__Text to read__
____

Erin's former boyfriend from the early day's name was Joe. He was a complete idiot. Although he came from Vacaville, he was originally from Rhode Island where Dennis was from as well, so there was a connection of some sort that I wasn't clear on, but whatever. Anyway, they too used that uppity moralistic high ground as part of their reasoning to dislike me as well. Honestly, I could really care less, if you want to hate me, just fucking hate, you don't need a reason... Anyway, when someone hates or doesn't like you, when you're in their presence, you definitely know it. At least I do, I'm a pretty perceptive motherfucker though, but that's me. Anyway, I don't recall ever giving him my pager number(yes pager!), but I got a page from Joe late one afternoon. I was quite surprised it was him but even more surprised by what they(him and Dennis) wanted. They were looking for $40 worth of Heroin, which was no problem, I easily procured(I pinched a little for myself of course, Fuck them!Actually, I don't think I even bought $40 worth, my dealer would sell me any dollar amount I wanted so I probably kept a few bucks now that I think about it) it for them and even gave them both a couple of clean syringes. I was so amused by the scenario, how uncomfortable they both looked, knowing how much they despised me, yet having to go through me to get the stuff, and then asking me not to mention this to anyone and then having to trust me to keep their secret. I got a kick out of seeing them squirm! And I never told anyone either. (As far as know, Joe's still around, not sure if he's still in the east bay or back in Vacaville though. I know that back in the early 2000's the Vacaville guys  formed this pyschobilly "club" called the BP Pychos in Oakland that has since evolved into some sort of biker club that might even be a feeder club for The Hells Angels, but I'm not 100% sure about that. As for Dennis, I have no idea, he just kinda faded away)

____

Listings of boxed layout items:
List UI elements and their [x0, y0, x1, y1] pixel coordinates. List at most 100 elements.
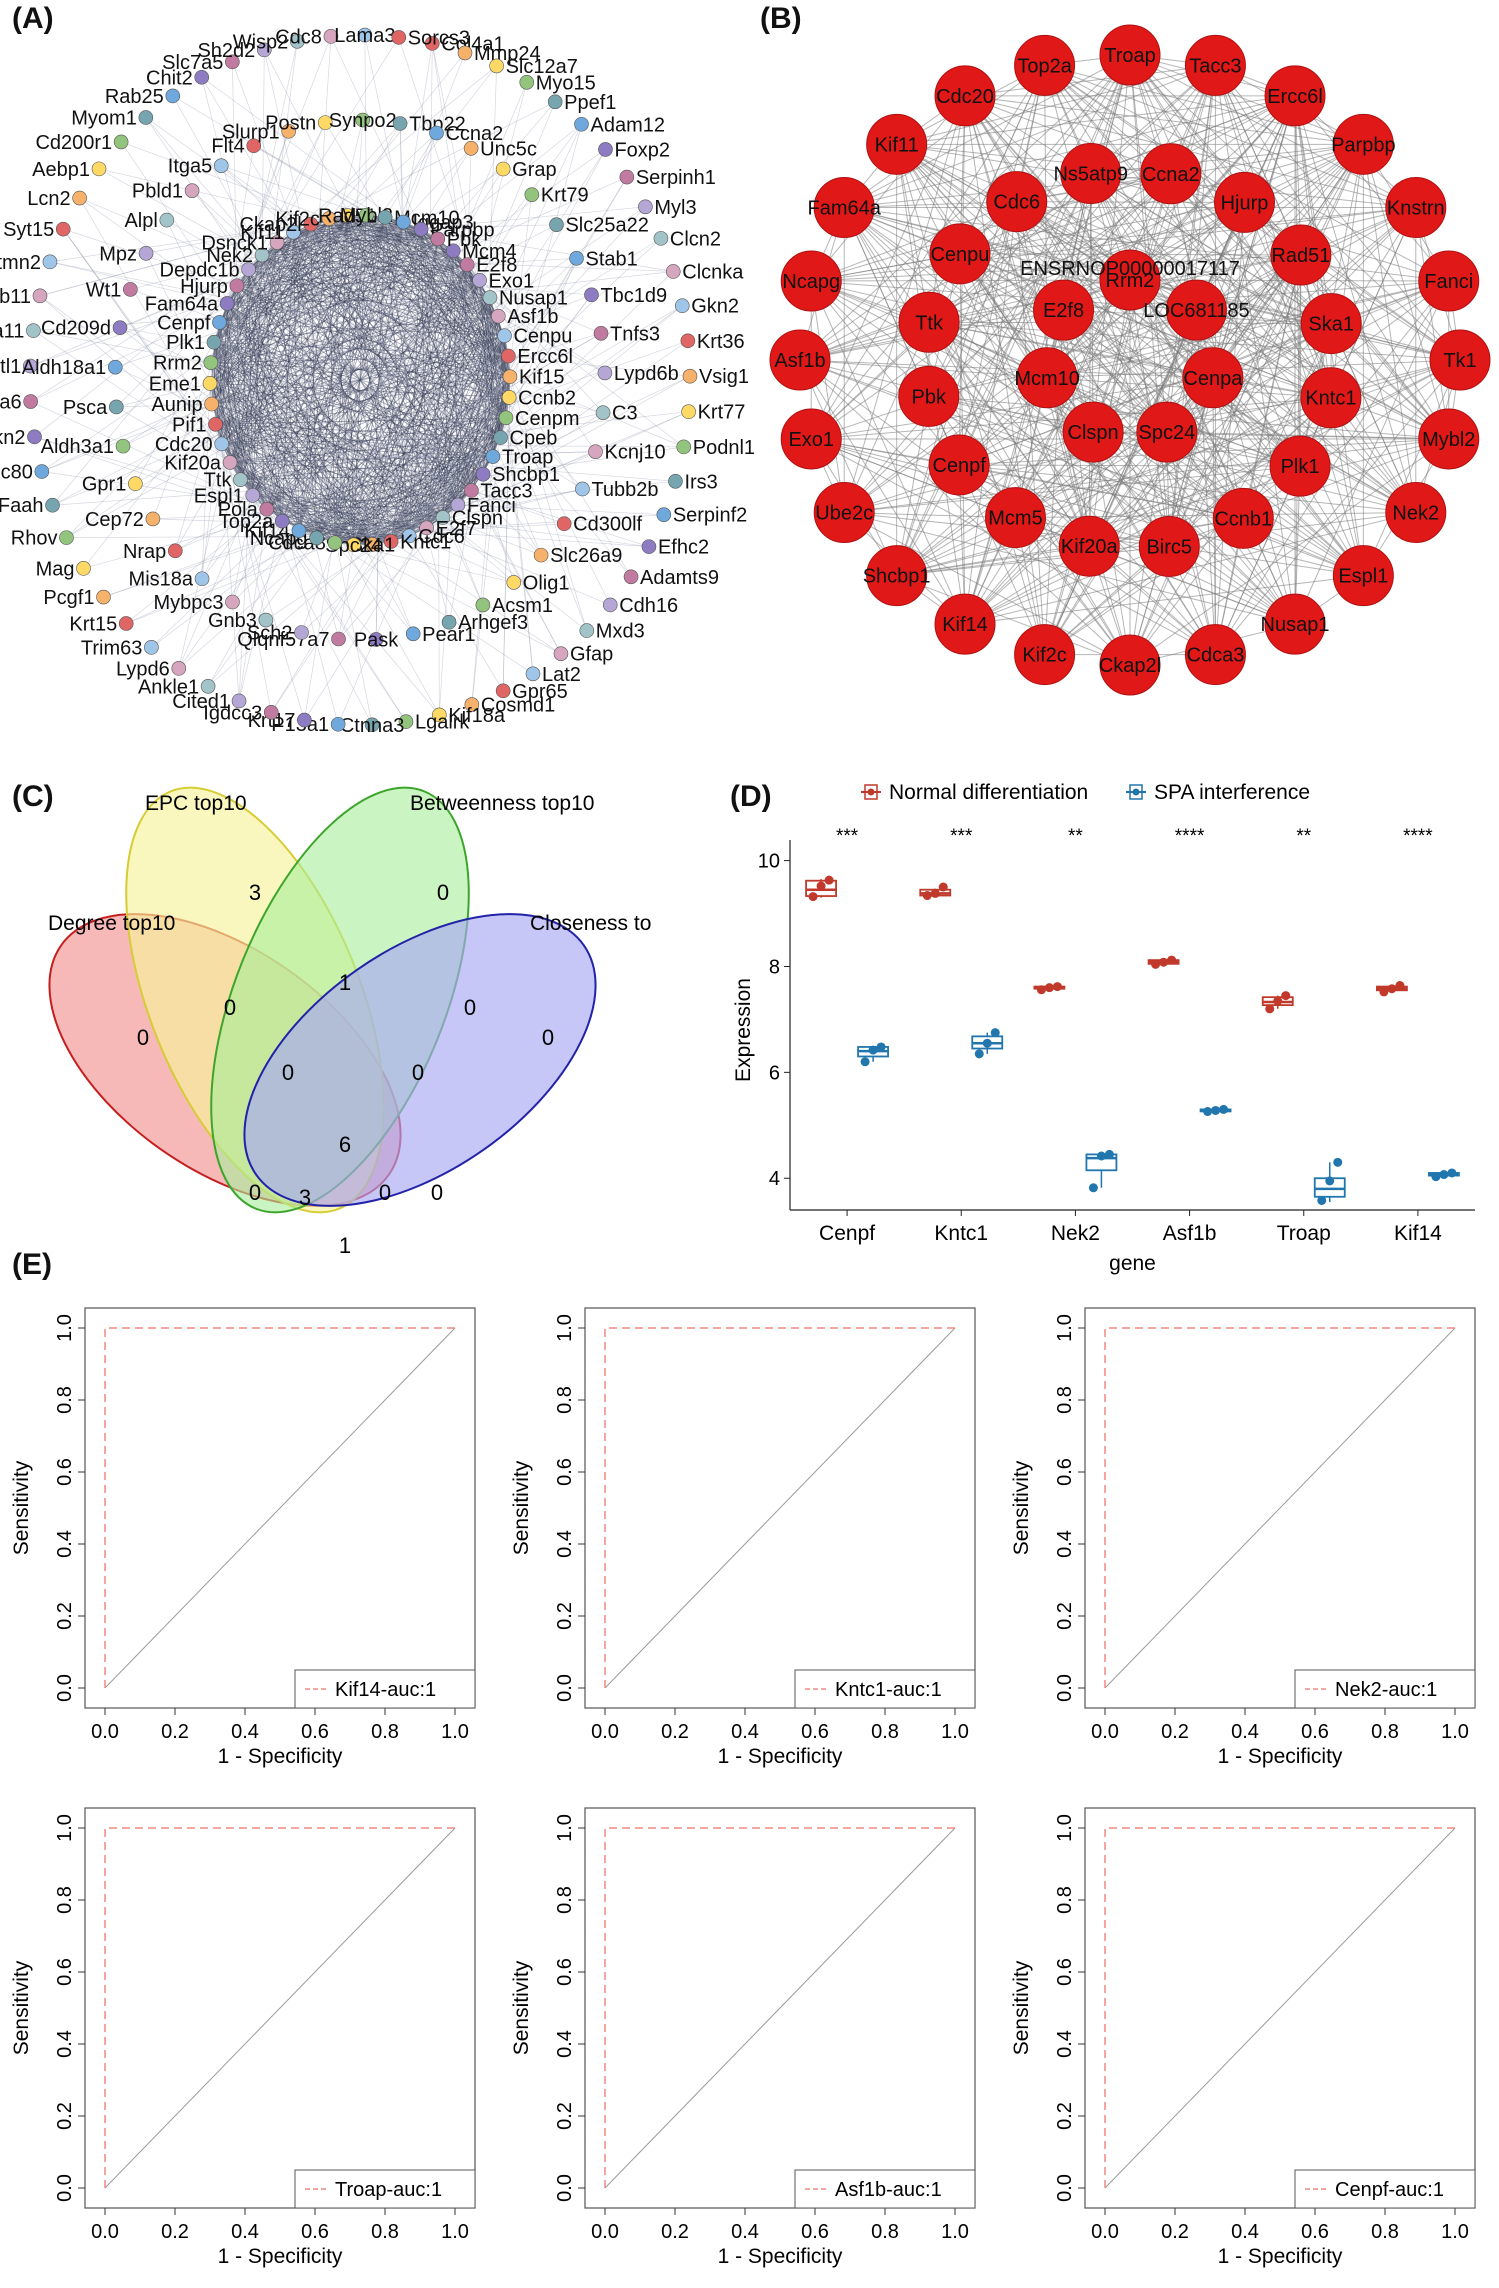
panel-label-c: (C)	[12, 780, 54, 813]
box-point	[860, 1057, 870, 1067]
network-node-label: Aldh3a1	[41, 436, 114, 458]
network-node-label: Depdc1b	[160, 260, 240, 282]
hub-node-label: Exo1	[788, 429, 834, 451]
network-edge	[408, 335, 505, 537]
network-edge	[213, 342, 336, 543]
network-node-label: Lcn2	[27, 188, 70, 210]
network-edge	[120, 141, 392, 542]
hub-network-edge	[1090, 95, 1296, 174]
network-edge	[310, 223, 501, 438]
network-edge	[334, 215, 348, 543]
network-edge	[266, 215, 367, 510]
network-edge	[276, 242, 459, 506]
network-edge	[328, 218, 355, 545]
network-edge	[353, 250, 454, 545]
network-edge	[281, 168, 504, 522]
network-node-label: Pcgf1	[43, 587, 94, 609]
hub-node-label: Kif11	[875, 134, 919, 156]
network-edge	[293, 231, 480, 281]
network-edge	[304, 217, 386, 721]
hub-network-edge	[928, 321, 1296, 625]
roc-x-tick-label: 0.4	[1231, 2221, 1259, 2243]
network-edge	[221, 232, 294, 444]
network-edge	[152, 504, 458, 520]
legend-label: Normal differentiation	[889, 781, 1088, 804]
network-node	[519, 74, 535, 90]
hub-network-edge	[1016, 201, 1449, 440]
network-edge	[408, 376, 511, 537]
network-node	[203, 355, 219, 370]
network-edge	[191, 190, 459, 506]
network-edge	[229, 335, 505, 463]
roc-x-axis-title: 1 - Specificity	[218, 1745, 343, 1768]
network-edge	[466, 264, 604, 413]
roc-x-tick-label: 1.0	[441, 2221, 469, 2243]
venn-count-degree-betweenness: 0	[431, 1180, 443, 1205]
network-edge	[261, 254, 484, 475]
network-edge	[215, 417, 507, 425]
network-edge	[334, 264, 468, 543]
network-edge	[457, 316, 499, 506]
roc-x-tick-label: 0.0	[591, 2221, 619, 2243]
roc-x-tick-label: 0.6	[1301, 1721, 1329, 1743]
network-edge	[211, 403, 336, 543]
network-node-label: E2f7	[436, 518, 477, 540]
roc-y-tick-label: 0.6	[1054, 1458, 1076, 1486]
network-node-label: Tbp22	[409, 114, 466, 136]
network-edge	[230, 456, 493, 463]
network-edge	[347, 215, 472, 491]
network-edge	[39, 295, 216, 425]
network-edge	[270, 355, 509, 713]
hub-network-edge	[1214, 65, 1450, 440]
network-edge	[508, 124, 582, 398]
network-edge	[316, 437, 501, 539]
network-edge	[213, 228, 422, 343]
network-node	[392, 116, 408, 131]
network-edge	[282, 333, 602, 522]
network-edge	[293, 232, 392, 542]
network-node-label: Clcnka	[682, 261, 744, 283]
y-tick-label: 4	[769, 1168, 780, 1190]
network-edge	[365, 215, 459, 506]
network-edge	[248, 269, 268, 510]
network-edge	[215, 423, 484, 475]
network-edge	[328, 218, 542, 556]
network-edge	[466, 264, 501, 438]
network-node	[680, 333, 696, 349]
x-axis-title: gene	[1109, 1252, 1156, 1275]
network-edge	[426, 264, 468, 528]
network-edge	[226, 254, 263, 304]
network-node-label: Wt1	[86, 279, 122, 301]
network-edge	[213, 342, 300, 531]
network-edge	[420, 229, 459, 506]
network-edge	[504, 335, 510, 398]
panel-label-e: (E)	[12, 1248, 52, 1281]
hub-node-label: Asf1b	[774, 350, 825, 372]
network-edge	[261, 49, 265, 256]
network-edge	[252, 494, 458, 506]
hub-network-edge	[799, 359, 1016, 518]
network-edge	[310, 223, 459, 506]
network-edge	[266, 119, 364, 510]
hub-network-edge	[958, 65, 1046, 466]
roc-x-tick-label: 0.8	[371, 1721, 399, 1743]
network-edge	[403, 221, 509, 357]
network-edge	[209, 382, 459, 506]
box-point	[1317, 1195, 1327, 1205]
network-edge	[298, 376, 511, 532]
hub-network-edge	[1090, 143, 1364, 175]
network-edge	[338, 315, 499, 640]
roc-diagonal	[604, 1827, 956, 2189]
hub-network-edge	[896, 143, 1168, 433]
network-edge	[229, 462, 354, 546]
roc-legend-label: Asf1b-auc:1	[835, 2179, 942, 2201]
venn-count-closeness-only: 0	[542, 1025, 554, 1050]
network-edge	[240, 315, 499, 481]
network-edge	[248, 269, 592, 296]
network-edge	[209, 383, 444, 518]
network-node	[294, 625, 309, 640]
roc-y-tick-label: 0.6	[1054, 1958, 1076, 1986]
network-edge	[41, 297, 491, 472]
network-node-label: Cosmd1	[481, 695, 555, 717]
network-edge	[248, 231, 294, 270]
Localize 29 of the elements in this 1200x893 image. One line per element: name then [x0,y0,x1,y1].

____

__Tasks to carry out__
1) Answer these about the passage about Joe and Dennis:
(a) Where was Joe originally from?
(b) How much heroin were Joe and Dennis looking for?
(c) What was the name of the psychobilly "club" that the Vacaville guys formed in Oakland?
2) Pick up the passage about Joe and Dennis after its final sentence and keep going.

__Answers__
1)
(a) Rhode Island
(b) $40 worth
(c) The BP Pychos

2)
Then there's the Chicago guys, Matt and Lonely John. Those dudes were actually alright, in fact much to the dismay of the others, they actually bought drugs from me and were fairly regular customers! I'm not sure how open Matt was about it with the the others but what were they gonna say or do, everyone both respected him and was not about to fuck with him cause Matt was one bad ass motherfucker! Even Dennis didn't want to cross Matt. And thing is, Matt was a pretty laid back, easy going guy for the most part, but he was a skinhead to the bone, in attitude, appearance and beliefs. He liked taking drugs though, he wasn't into needles or anything, but he loved to do speed, he liked smoking weed, he was down to take acid(even though he got weird and creepy on the shit) and he definitely loved to drink. Matt was also rather unsettling at times. He was extremely homophobic and would get pretty weirded out around goths or punks that had makeup on, his mind automatically perceived them as "gay" and he would get a bit wound up about it. Other than that, he was cool.

John was a skin when he first came to the east bay but decided to go punk for whatever reason. Matt used to give him shit about it, John was a pretty nice guy, but you can tell he had something going on beneath the surface. He disappeared for a while I remember, turned out, he'd been in rehab. First thing he did when he got out was page me and buy some shit... (I know that Matt was part of that BP Psycho thing for a while but eventually moved to Texas and got married. Not sure of his whereabouts these days. I have no idea what ever became of John.)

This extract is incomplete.